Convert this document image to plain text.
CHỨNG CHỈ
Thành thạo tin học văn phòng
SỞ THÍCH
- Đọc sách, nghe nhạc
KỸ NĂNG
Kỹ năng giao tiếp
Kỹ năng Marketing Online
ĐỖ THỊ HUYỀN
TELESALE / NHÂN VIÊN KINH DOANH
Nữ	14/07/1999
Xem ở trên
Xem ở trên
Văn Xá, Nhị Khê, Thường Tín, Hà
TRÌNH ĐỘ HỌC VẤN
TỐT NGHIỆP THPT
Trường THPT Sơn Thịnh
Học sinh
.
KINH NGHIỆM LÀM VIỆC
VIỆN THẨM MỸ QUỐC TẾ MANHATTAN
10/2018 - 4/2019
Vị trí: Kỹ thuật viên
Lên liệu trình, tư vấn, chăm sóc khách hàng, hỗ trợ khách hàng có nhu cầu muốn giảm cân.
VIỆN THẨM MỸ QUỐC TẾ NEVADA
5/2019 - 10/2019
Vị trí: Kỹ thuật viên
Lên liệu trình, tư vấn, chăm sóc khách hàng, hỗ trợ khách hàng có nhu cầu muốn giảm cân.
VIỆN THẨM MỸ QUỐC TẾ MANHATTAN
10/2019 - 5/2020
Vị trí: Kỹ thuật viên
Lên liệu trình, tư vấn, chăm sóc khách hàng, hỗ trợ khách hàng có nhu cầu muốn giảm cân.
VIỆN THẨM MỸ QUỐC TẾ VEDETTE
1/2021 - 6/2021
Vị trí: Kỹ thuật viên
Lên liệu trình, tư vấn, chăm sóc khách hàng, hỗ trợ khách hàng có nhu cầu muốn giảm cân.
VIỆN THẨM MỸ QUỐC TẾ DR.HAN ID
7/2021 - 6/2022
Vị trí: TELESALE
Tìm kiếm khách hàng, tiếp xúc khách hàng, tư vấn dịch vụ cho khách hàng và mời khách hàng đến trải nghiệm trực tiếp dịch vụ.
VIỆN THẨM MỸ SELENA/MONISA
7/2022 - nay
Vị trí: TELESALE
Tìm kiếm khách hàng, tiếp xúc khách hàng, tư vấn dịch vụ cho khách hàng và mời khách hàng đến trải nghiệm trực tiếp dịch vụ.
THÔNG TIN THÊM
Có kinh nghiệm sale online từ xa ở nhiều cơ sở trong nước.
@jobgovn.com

===============

Return all the lines that contain the string "THPT".

TỐT NGHIỆP THPT
Trường THPT Sơn Thịnh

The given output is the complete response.